INFORMATION SUPPLIED:
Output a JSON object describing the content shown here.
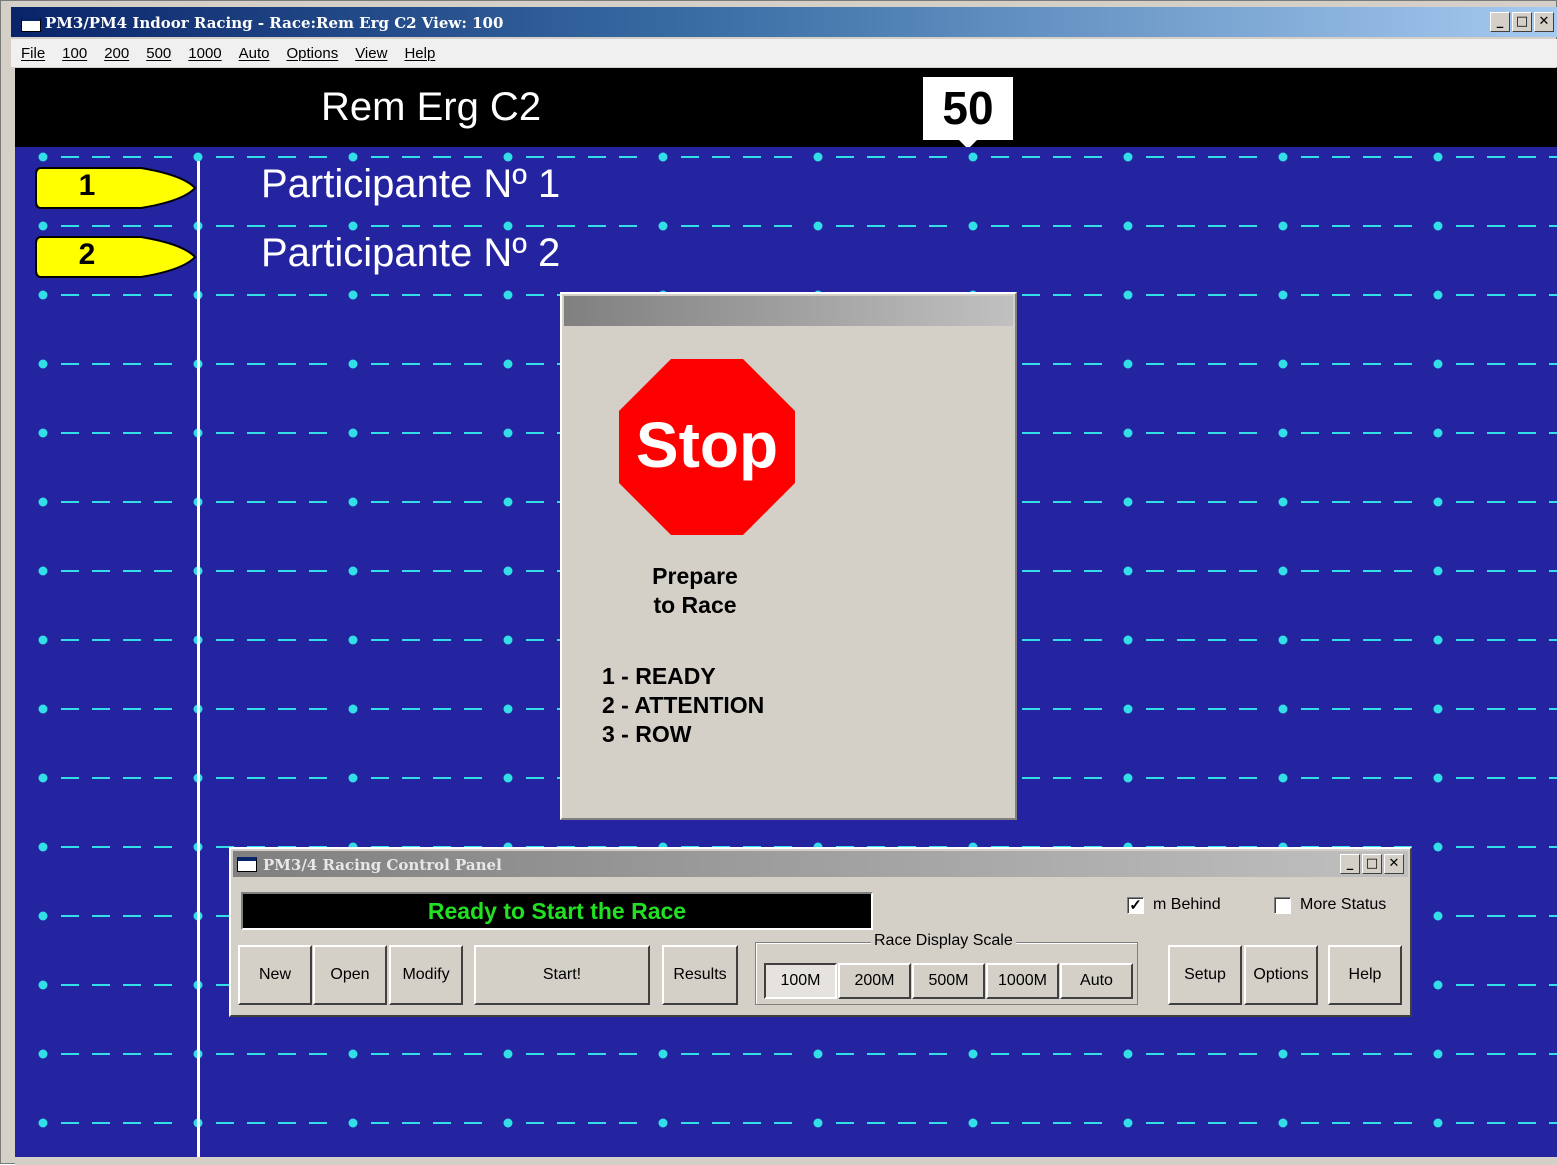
{
  "window": {
    "title": "PM3/PM4 Indoor Racing - Race:Rem Erg C2  View: 100",
    "minimize_glyph": "_",
    "maximize_glyph": "□",
    "close_glyph": "✕"
  },
  "menu": {
    "items": [
      "File",
      "100",
      "200",
      "500",
      "1000",
      "Auto",
      "Options",
      "View",
      "Help"
    ]
  },
  "race": {
    "name": "Rem Erg C2",
    "distance_marker": "50",
    "participants": [
      {
        "number": "1",
        "name": "Participante Nº 1"
      },
      {
        "number": "2",
        "name": "Participante Nº 2"
      }
    ],
    "colors": {
      "water": "#2424a0",
      "lane_line": "#33dfe6",
      "boat": "#ffff00"
    }
  },
  "stop_dialog": {
    "sign_text": "Stop",
    "prepare_line1": "Prepare",
    "prepare_line2": "to Race",
    "commands": [
      "1 - READY",
      "2 - ATTENTION",
      "3 - ROW"
    ]
  },
  "control_panel": {
    "title": "PM3/4 Racing Control Panel",
    "status": "Ready to Start the Race",
    "m_behind": {
      "label": "m Behind",
      "checked": true
    },
    "more_status": {
      "label": "More Status",
      "checked": false
    },
    "buttons": {
      "new": "New",
      "open": "Open",
      "modify": "Modify",
      "start": "Start!",
      "results": "Results",
      "setup": "Setup",
      "options": "Options",
      "help": "Help"
    },
    "scale": {
      "legend": "Race Display Scale",
      "options": [
        "100M",
        "200M",
        "500M",
        "1000M",
        "Auto"
      ],
      "selected": "100M"
    }
  }
}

DO THIS: Work out how many lines of the listing above include the word "Participante". Report only the number.

TASK ANSWER: 2